### Page extract

> On Nov 17, 2019, at 11:21 AM, HRISHIKESH GOYAL <hrishi.go...@gmail.com> wrote:
>
> Questions:
> 1. As what I follow from the above stackoverflow answer and truncate man
> page, even though `truncate` doesn't allocate space for file baz but
> filesystem should still update the free space by reducing it to
> 0.3G(otherwise filesystem metadata are not consistent with file metadata).
> Could anyone please correct me?
>
> 2. Does it mean that `truncate` only updates file vnode (i.e. size) attribute
> and doesn't update super block (free_space) attribute?
>
> 3. I checked first 100 bytes in both above files using c lang fread()
> function, all are filled with NULL character ( '\0' ), how file bar
> (previously fallocate'ed file) got initialised with NULLs(as per my
> understanding since they are uninitialised, they should be some random
> bytes.. and not all nulls right?).
I think what you are missing is that that many file systems support sparse
files. Consider an application that does:
1- Create file "foo".
2- Write a single byte to offset 0.
3- Write a single byte to offset (4GiB-1).
That file will have a logical size of 4GiB; this size is recorded in the inode.
However, on FFS, it will only have 2 file system blocks allocated. The direct
and indirect block pointers for the whole middle range will not point to any
physical space on disk[*], and when an application reads from that range, the
file system will return zero-filled pages.
[*] ...a little bit of hand-waving some of the details here; some of the
indirect block pointers will in fact be filled in, because they are needed to
be able to find the block at the end of the file that's actually allocated, and
at 4GiB, you're definitely into indirect block territory.
This is similar to what happens when you call truncate() on a file with a size
beyond the current EOF, only in that case, you didn't need to write a byte to
the end to get the size to change; there's simply no block allocated to the end
of the file.

######
### Dataset entries

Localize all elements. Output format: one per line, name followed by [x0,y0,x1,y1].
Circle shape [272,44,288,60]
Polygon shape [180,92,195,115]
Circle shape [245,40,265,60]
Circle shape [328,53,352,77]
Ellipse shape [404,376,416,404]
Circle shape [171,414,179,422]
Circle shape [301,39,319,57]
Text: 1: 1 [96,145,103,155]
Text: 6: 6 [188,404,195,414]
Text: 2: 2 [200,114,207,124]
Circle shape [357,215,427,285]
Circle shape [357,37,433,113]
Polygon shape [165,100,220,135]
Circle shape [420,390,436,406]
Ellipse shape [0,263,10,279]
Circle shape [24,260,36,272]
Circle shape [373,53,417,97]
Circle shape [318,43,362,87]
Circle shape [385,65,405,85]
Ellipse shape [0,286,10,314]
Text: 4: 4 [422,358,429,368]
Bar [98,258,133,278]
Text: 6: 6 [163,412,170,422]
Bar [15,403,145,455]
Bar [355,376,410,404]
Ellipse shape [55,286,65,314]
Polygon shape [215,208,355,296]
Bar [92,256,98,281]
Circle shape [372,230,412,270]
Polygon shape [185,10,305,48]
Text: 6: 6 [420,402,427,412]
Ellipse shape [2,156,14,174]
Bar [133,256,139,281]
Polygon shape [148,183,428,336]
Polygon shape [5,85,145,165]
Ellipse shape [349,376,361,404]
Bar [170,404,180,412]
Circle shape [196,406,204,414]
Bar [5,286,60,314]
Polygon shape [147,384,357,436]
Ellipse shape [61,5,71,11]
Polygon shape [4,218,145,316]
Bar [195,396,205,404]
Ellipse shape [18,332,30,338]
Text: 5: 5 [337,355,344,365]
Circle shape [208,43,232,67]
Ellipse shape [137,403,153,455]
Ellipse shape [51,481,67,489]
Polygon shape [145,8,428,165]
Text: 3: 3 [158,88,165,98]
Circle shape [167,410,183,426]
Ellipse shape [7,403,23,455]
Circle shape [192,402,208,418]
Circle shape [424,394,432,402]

######
### Dataset entries

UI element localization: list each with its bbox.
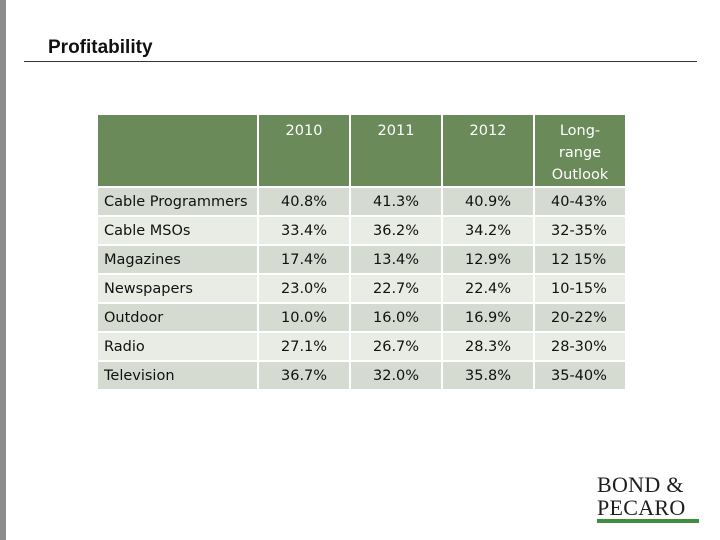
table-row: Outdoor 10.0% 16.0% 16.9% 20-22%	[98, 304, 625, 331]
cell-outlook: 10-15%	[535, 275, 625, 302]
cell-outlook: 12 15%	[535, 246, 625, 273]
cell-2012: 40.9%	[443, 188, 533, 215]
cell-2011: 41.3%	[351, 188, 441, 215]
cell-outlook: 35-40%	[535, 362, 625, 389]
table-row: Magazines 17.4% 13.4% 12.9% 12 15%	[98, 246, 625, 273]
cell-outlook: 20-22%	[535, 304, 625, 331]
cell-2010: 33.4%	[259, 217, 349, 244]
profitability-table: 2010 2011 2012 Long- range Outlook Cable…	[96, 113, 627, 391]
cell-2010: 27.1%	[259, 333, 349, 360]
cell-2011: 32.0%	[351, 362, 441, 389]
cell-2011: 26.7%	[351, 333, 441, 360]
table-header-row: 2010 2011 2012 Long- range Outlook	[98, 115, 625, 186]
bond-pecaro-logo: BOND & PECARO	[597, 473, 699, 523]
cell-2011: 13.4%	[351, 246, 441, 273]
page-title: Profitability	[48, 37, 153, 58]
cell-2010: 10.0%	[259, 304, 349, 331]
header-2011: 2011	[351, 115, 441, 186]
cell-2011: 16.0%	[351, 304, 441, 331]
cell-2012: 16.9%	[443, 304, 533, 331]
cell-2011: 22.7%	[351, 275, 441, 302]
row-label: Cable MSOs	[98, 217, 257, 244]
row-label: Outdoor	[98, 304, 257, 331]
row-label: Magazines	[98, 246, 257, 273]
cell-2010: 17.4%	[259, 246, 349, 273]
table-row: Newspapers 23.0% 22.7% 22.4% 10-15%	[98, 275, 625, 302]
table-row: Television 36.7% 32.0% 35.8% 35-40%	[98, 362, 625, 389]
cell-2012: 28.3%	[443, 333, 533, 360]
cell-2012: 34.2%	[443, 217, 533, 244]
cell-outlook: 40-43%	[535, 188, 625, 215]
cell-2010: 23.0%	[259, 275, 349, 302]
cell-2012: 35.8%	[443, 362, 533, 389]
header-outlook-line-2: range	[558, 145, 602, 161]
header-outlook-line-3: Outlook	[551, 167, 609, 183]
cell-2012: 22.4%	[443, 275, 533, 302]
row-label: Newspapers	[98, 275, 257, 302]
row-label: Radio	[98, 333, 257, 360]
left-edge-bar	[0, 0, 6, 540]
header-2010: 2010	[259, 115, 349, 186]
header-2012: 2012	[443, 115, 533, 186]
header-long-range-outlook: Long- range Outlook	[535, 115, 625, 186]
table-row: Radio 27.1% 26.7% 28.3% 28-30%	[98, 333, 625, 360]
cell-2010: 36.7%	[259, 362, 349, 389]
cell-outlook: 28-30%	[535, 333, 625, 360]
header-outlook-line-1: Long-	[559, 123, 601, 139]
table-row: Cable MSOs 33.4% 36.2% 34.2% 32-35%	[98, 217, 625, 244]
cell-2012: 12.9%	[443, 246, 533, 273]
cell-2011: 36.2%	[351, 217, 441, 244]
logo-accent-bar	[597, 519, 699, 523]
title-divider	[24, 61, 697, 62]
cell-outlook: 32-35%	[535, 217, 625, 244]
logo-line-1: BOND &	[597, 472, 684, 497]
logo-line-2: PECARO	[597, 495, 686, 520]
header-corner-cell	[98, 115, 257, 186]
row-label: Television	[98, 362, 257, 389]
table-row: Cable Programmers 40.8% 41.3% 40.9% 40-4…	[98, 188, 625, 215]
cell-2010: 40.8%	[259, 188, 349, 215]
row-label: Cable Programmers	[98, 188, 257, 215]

######
### Dataset entries

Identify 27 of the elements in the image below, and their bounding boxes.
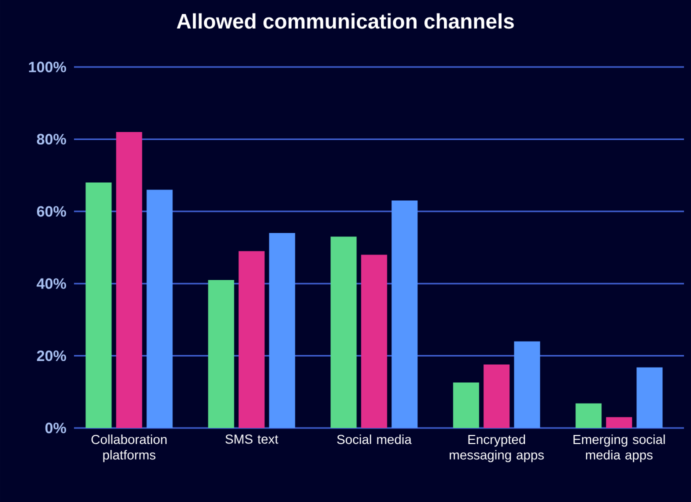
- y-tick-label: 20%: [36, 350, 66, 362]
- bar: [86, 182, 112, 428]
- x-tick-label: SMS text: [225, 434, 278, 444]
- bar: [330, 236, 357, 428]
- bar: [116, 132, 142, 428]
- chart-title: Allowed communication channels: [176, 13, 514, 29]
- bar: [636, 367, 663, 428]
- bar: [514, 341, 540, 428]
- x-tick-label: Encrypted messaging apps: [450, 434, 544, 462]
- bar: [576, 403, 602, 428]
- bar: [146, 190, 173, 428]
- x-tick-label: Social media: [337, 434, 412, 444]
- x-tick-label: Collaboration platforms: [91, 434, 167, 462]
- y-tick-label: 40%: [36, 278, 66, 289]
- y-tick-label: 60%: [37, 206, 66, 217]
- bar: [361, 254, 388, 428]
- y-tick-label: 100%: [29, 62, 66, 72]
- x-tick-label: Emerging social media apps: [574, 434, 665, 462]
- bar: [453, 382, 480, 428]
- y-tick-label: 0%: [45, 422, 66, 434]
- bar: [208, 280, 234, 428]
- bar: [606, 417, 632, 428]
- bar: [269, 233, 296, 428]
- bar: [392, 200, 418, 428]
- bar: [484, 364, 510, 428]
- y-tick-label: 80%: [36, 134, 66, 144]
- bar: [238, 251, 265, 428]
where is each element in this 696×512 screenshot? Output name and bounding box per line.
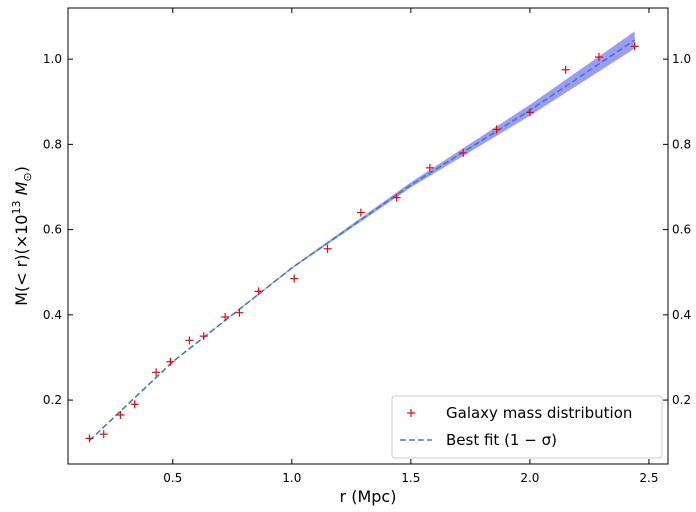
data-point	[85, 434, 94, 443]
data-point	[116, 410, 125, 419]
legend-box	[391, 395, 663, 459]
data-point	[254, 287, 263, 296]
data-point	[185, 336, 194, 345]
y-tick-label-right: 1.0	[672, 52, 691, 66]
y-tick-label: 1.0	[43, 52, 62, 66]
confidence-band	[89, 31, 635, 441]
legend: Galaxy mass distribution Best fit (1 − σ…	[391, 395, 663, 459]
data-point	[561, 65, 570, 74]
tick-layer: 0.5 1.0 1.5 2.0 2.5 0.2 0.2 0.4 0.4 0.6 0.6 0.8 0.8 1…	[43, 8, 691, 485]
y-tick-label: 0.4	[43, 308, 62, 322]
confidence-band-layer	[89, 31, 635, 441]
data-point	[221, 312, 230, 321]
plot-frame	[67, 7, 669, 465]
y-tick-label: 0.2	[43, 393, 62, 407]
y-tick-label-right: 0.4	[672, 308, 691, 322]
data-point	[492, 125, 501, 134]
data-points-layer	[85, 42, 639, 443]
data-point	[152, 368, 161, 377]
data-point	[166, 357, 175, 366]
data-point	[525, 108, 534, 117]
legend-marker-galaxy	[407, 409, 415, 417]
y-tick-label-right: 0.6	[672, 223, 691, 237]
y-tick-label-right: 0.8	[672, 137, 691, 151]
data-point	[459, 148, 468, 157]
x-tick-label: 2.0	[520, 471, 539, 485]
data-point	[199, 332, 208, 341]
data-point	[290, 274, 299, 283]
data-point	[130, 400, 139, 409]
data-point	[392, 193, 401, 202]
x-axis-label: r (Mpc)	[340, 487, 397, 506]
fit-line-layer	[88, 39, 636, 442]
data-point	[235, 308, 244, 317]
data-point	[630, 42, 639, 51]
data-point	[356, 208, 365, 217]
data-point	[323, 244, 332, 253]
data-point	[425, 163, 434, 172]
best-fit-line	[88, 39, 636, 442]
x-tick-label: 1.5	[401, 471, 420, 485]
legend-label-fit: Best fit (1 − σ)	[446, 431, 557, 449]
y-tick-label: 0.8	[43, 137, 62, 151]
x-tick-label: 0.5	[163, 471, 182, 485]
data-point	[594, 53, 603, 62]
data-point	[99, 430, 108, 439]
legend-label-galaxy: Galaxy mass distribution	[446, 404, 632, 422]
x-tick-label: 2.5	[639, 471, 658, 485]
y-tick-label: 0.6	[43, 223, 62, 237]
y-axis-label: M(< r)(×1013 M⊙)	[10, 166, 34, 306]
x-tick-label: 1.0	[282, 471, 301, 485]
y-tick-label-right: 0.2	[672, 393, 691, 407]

######

_Set exercise 1_:
List every step of the example application described in the thread on sparse files and truncate.
_Set exercise 2_:
From the thread on sparse files and truncate, reproduce the passage that begins at the words "[*] ...a little" and stops after the words "of the file.".
_Set exercise 3_:
Carry on the thread on sparse files and truncate, starting right after its last sentence.

_Output 1_:
1. Create file "foo".
2. Write a single byte to offset 0.
3. Write a single byte to offset (4GiB-1).

_Output 2_:
[*] ...a little bit of hand-waving some of the details here; some of the
indirect block pointers will in fact be filled in, because they are needed to
be able to find the block at the end of the file that's actually allocated, and
at 4GiB, you're definitely into indirect block territory.
This is similar to what happens when you call truncate() on a file with a size
beyond the current EOF, only in that case, you didn't need to write a byte to
the end to get the size to change; there's simply no block allocated to the end
of the file.

_Output 3_:
Now, what happens if you do a posix_fallocate("foo", 0, 4GiB)? The file system
will have to allocate all of the necessary space, FILL IT WITH ZEROS, and fill
in the direct and indirect block pointers in the inode.
Now, a file system is allowed to make an optimization, here. The
posix_fallocate() specification does state that if offset+len is beyond the
current file size, that the file size will be updated, i.e. it behaves like
ftruncate() in that regard. However, the file system is allowed to NOT zero
out the space SO LONG AS it knows that the space is uninitialized and thus
return zero-filled pages when the space is read. This allows the file system
to avoid redundantly filling the space with zeros only to have those zeros
overwritten with actual data later. This is good for performance AND for
reducing PE cycles on flash storage. This would require an additional size
field in the inode to indicate the end if the initialized space (this
information would have to persist across unmounts, and essentially represents
an incompatible format change in the case of FFS since software that does not
understand this extra field could not safely mount the file system).
Technically, a file system is allowed to make that optimization for the
"allocate to fill in a sparse hole" case as well, but it would require a bunch
of extra metadata to track the valid ranges of the file, and so probably isn't
worth it.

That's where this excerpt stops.